▶ **THE TASK**
Switch "console-log-row" to "console-entry" in the rows from the one with "VM1348 af-appx.worker.min.js:6 xyxy=(510,507,636,519)" up to and including the one with "real-device-debug-button[interactable]: ✱ 真机调试", and reproduce only those rows with nothing else changed.

────────────────────────────────────────

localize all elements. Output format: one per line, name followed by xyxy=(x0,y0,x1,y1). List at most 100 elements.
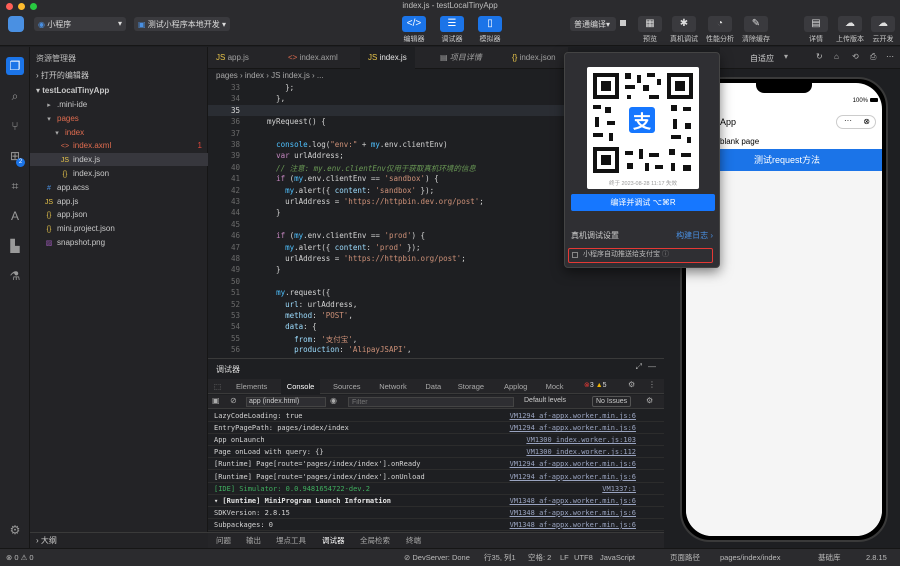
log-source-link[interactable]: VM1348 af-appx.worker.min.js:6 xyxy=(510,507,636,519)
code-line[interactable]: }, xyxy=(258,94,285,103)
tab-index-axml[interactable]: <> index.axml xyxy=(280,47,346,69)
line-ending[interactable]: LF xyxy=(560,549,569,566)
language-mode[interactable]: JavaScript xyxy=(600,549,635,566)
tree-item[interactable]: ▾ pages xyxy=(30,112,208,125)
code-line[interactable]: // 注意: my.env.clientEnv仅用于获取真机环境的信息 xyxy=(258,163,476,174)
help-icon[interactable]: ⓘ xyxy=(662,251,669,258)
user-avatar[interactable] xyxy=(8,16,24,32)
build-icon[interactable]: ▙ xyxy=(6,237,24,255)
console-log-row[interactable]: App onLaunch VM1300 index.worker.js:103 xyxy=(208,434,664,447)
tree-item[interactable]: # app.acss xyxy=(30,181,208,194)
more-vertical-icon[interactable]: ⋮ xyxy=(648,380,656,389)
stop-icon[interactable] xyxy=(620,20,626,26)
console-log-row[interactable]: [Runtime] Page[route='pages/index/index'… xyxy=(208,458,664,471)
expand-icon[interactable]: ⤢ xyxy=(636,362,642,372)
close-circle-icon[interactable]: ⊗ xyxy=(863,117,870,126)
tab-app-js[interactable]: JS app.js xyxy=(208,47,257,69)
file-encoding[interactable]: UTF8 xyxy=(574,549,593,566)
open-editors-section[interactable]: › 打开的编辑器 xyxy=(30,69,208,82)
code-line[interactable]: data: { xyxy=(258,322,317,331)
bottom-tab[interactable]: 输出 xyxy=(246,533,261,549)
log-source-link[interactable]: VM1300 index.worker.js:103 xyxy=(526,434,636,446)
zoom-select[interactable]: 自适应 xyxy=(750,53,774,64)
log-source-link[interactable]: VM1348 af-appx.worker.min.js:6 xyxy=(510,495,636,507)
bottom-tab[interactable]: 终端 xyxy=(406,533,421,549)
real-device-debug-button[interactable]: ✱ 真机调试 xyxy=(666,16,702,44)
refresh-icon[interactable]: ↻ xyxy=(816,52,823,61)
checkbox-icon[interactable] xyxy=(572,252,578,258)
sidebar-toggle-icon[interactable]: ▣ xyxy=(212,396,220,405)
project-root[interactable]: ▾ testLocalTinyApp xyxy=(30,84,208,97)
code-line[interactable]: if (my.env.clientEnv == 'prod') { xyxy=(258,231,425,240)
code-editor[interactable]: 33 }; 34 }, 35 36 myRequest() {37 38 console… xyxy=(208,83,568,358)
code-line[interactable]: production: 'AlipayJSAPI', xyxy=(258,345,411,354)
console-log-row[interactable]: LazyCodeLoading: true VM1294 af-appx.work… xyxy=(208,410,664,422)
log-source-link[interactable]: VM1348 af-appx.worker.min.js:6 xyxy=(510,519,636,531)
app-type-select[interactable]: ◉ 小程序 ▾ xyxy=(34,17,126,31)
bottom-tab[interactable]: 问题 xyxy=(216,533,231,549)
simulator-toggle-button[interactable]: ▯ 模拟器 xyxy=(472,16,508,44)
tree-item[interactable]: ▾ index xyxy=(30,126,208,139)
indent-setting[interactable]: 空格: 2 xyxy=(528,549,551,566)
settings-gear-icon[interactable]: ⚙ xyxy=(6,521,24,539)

────────────────────────────────────────

▶ **WRITTEN RESPONSE**
log-source-link[interactable]: VM1348 af-appx.worker.min.js:6 xyxy=(510,507,636,519)
code-line[interactable]: }, xyxy=(258,94,285,103)
tab-index-axml[interactable]: <> index.axml xyxy=(280,47,346,69)
line-ending[interactable]: LF xyxy=(560,549,569,566)
language-mode[interactable]: JavaScript xyxy=(600,549,635,566)
tree-item[interactable]: ▾ pages xyxy=(30,112,208,125)
code-line[interactable]: // 注意: my.env.clientEnv仅用于获取真机环境的信息 xyxy=(258,163,476,174)
help-icon[interactable]: ⓘ xyxy=(662,251,669,258)
user-avatar[interactable] xyxy=(8,16,24,32)
build-icon[interactable]: ▙ xyxy=(6,237,24,255)
console-entry[interactable]: App onLaunch VM1300 index.worker.js:103 xyxy=(208,434,664,447)
tree-item[interactable]: # app.acss xyxy=(30,181,208,194)
more-vertical-icon[interactable]: ⋮ xyxy=(648,380,656,389)
stop-icon[interactable] xyxy=(620,20,626,26)
console-entry[interactable]: [Runtime] Page[route='pages/index/index'… xyxy=(208,458,664,471)
expand-icon[interactable]: ⤢ xyxy=(636,362,642,372)
close-circle-icon[interactable]: ⊗ xyxy=(863,117,870,126)
tab-app-js[interactable]: JS app.js xyxy=(208,47,257,69)
file-encoding[interactable]: UTF8 xyxy=(574,549,593,566)
open-editors-section[interactable]: › 打开的编辑器 xyxy=(30,69,208,82)
code-line[interactable]: data: { xyxy=(258,322,317,331)
bottom-tab[interactable]: 输出 xyxy=(246,533,261,549)
log-source-link[interactable]: VM1300 index.worker.js:103 xyxy=(526,434,636,446)
zoom-select[interactable]: 自适应 xyxy=(750,53,774,64)
log-source-link[interactable]: VM1348 af-appx.worker.min.js:6 xyxy=(510,495,636,507)
bottom-tab[interactable]: 终端 xyxy=(406,533,421,549)
real-device-debug-button[interactable]: ✱ 真机调试 xyxy=(666,16,702,44)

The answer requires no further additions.